What this task involves: Select every line containing the word "emoji" from the material, and copy those lines.

[Data items]
..............................

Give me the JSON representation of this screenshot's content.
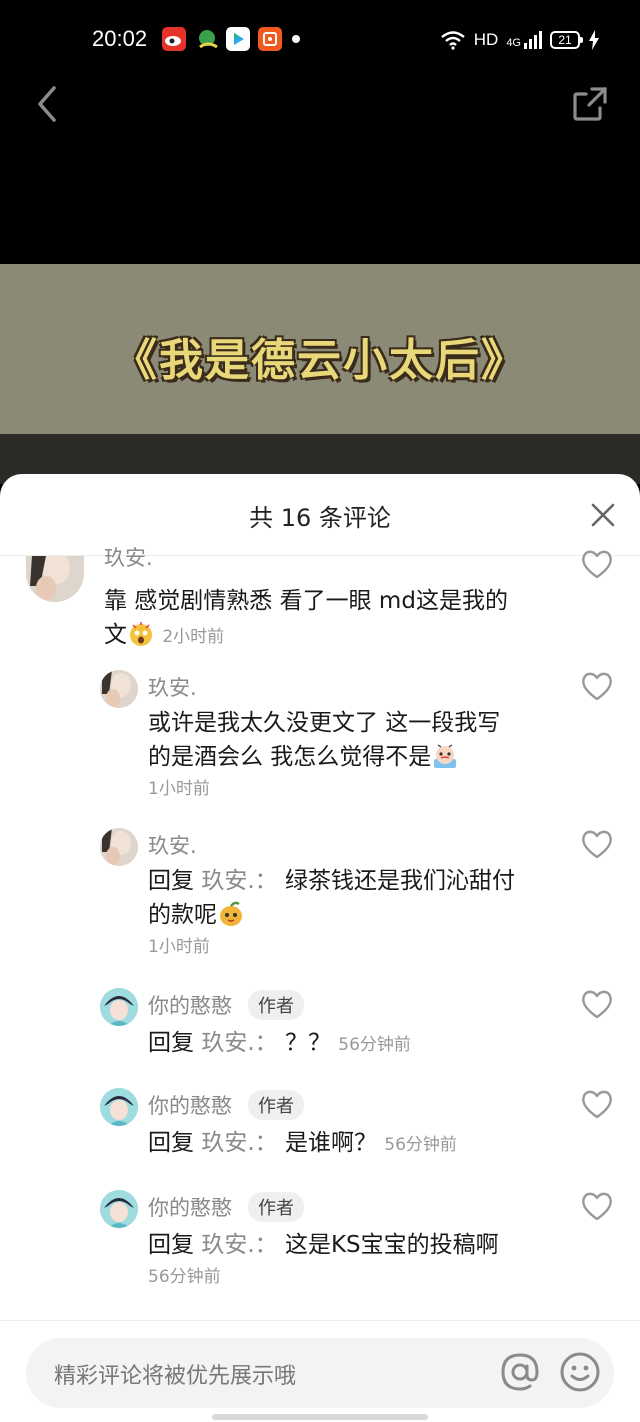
{
  "status_bar": {
    "time": "20:02",
    "network": "HD",
    "signal_label": "4G",
    "battery": "21",
    "app_icons": [
      {
        "name": "weibo-icon",
        "color": "#e6332a"
      },
      {
        "name": "app-icon-green",
        "color": "#3aa14a"
      },
      {
        "name": "video-app-icon",
        "color": "#2ea8f0"
      },
      {
        "name": "shop-app-icon",
        "color": "#f25a1e"
      }
    ]
  },
  "video": {
    "overlay_title": "《我是德云小太后》"
  },
  "comments_sheet": {
    "title": "共 16 条评论",
    "comments": [
      {
        "name": "玖安.",
        "text_line1": "靠 感觉剧情熟悉 看了一眼 md这是我的",
        "text_line2": "文",
        "emoji": "shocked-emoji",
        "time": "2小时前"
      },
      {
        "name": "玖安.",
        "text_line1": "或许是我太久没更文了 这一段我写",
        "text_line2": "的是酒会么 我怎么觉得不是",
        "emoji": "crying-emoji",
        "time": "1小时前"
      },
      {
        "name": "玖安.",
        "reply_label": "回复",
        "reply_to": "玖安.：",
        "text_line1": "绿茶钱还是我们沁甜付",
        "text_line2": "的款呢",
        "emoji": "mango-emoji",
        "time": "1小时前"
      },
      {
        "name": "你的憨憨",
        "tag": "作者",
        "reply_label": "回复",
        "reply_to": "玖安.：",
        "text": "？？",
        "time": "56分钟前"
      },
      {
        "name": "你的憨憨",
        "tag": "作者",
        "reply_label": "回复",
        "reply_to": "玖安.：",
        "text": "是谁啊？",
        "time": "56分钟前"
      },
      {
        "name": "你的憨憨",
        "tag": "作者",
        "reply_label": "回复",
        "reply_to": "玖安.：",
        "text": "这是KS宝宝的投稿啊",
        "time": "56分钟前"
      }
    ]
  },
  "input": {
    "placeholder": "精彩评论将被优先展示哦"
  }
}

..............................

Task output:
        "emoji": "shocked-emoji",
        "emoji": "crying-emoji",
        "emoji": "mango-emoji",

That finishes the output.